++++ Dati estratti ++++

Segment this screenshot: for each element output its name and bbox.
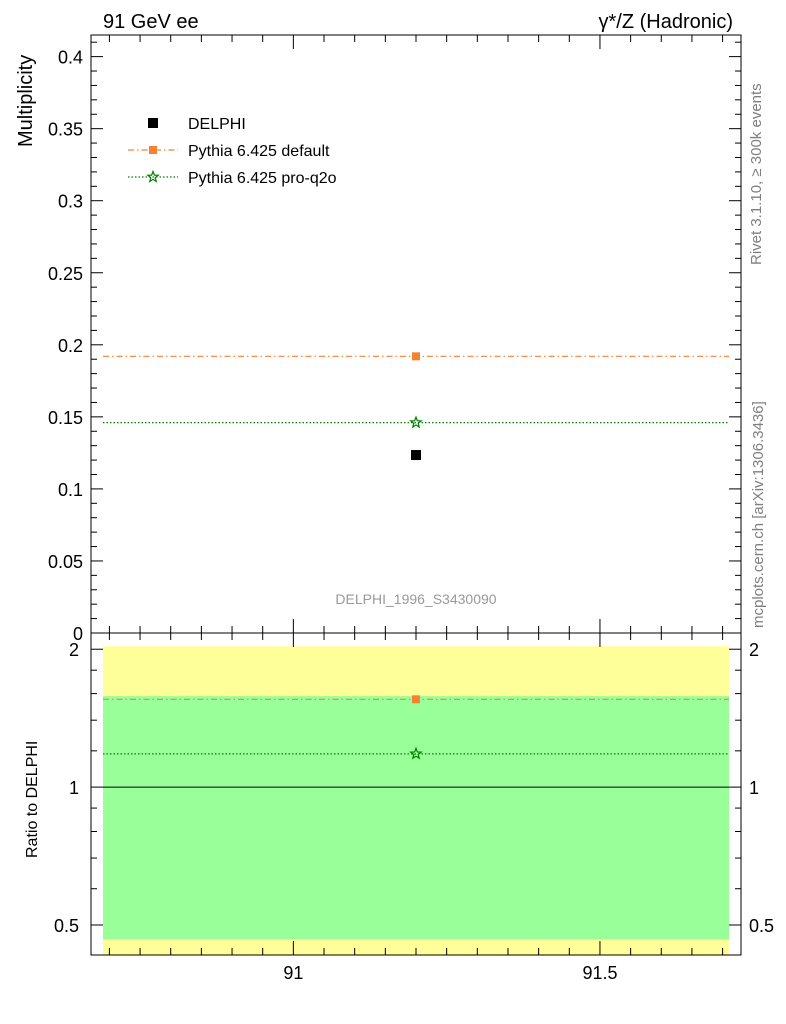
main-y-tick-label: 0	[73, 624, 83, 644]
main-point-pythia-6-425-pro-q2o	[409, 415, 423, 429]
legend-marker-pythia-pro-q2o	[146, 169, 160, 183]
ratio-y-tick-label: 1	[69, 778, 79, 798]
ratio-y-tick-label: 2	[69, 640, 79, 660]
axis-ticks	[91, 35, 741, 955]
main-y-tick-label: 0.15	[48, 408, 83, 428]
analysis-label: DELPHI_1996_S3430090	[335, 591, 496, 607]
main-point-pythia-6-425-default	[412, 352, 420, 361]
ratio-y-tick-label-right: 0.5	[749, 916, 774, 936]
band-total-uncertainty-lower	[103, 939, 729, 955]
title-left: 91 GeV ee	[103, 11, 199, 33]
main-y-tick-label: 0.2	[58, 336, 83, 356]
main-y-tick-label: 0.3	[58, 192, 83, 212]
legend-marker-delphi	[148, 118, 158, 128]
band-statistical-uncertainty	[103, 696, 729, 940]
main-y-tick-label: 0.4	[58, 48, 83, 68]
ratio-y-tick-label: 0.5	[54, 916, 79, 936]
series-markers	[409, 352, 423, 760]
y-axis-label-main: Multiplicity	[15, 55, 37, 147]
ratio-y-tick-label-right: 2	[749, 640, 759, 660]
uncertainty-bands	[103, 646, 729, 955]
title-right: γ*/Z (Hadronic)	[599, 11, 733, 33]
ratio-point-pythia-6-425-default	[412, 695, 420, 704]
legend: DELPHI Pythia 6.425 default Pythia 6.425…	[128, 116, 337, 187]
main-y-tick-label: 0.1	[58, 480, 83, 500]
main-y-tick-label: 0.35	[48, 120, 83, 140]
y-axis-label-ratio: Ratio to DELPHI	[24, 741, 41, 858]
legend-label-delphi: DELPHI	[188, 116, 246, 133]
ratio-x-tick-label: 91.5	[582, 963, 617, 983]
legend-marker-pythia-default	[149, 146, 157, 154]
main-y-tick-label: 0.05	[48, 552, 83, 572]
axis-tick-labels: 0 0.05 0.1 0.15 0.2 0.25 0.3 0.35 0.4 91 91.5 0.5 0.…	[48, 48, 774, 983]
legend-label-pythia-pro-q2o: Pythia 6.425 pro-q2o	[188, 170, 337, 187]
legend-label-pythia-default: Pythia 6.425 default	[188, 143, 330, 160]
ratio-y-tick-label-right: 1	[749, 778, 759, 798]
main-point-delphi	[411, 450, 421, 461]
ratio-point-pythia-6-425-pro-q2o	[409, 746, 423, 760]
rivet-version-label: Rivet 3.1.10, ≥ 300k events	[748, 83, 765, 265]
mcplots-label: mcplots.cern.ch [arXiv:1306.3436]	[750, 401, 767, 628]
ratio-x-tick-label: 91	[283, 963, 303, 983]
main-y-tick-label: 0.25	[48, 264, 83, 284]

++++

Consegna> Ricopia senza modifiche le righe dei record a partire da quella che contiene "624, 83, 644]" e fino a quella che contiene "695, 420, 704]", entrambe comprese.

Risposta>
main-y-tick-label: 0	[73, 624, 83, 644]
main-point-pythia-6-425-pro-q2o	[409, 415, 423, 429]
legend-marker-pythia-pro-q2o	[146, 169, 160, 183]
ratio-y-tick-label: 1	[69, 778, 79, 798]
ratio-y-tick-label: 2	[69, 640, 79, 660]
axis-ticks	[91, 35, 741, 955]
main-y-tick-label: 0.15	[48, 408, 83, 428]
analysis-label: DELPHI_1996_S3430090	[335, 591, 496, 607]
main-point-pythia-6-425-default	[412, 352, 420, 361]
ratio-y-tick-label-right: 0.5	[749, 916, 774, 936]
band-total-uncertainty-lower	[103, 939, 729, 955]
title-left: 91 GeV ee	[103, 11, 199, 33]
main-y-tick-label: 0.2	[58, 336, 83, 356]
main-y-tick-label: 0.3	[58, 192, 83, 212]
legend-marker-delphi	[148, 118, 158, 128]
band-statistical-uncertainty	[103, 696, 729, 940]
main-y-tick-label: 0.4	[58, 48, 83, 68]
ratio-y-tick-label: 0.5	[54, 916, 79, 936]
series-markers	[409, 352, 423, 760]
y-axis-label-main: Multiplicity	[15, 55, 37, 147]
ratio-y-tick-label-right: 2	[749, 640, 759, 660]
uncertainty-bands	[103, 646, 729, 955]
title-right: γ*/Z (Hadronic)	[599, 11, 733, 33]
ratio-point-pythia-6-425-default	[412, 695, 420, 704]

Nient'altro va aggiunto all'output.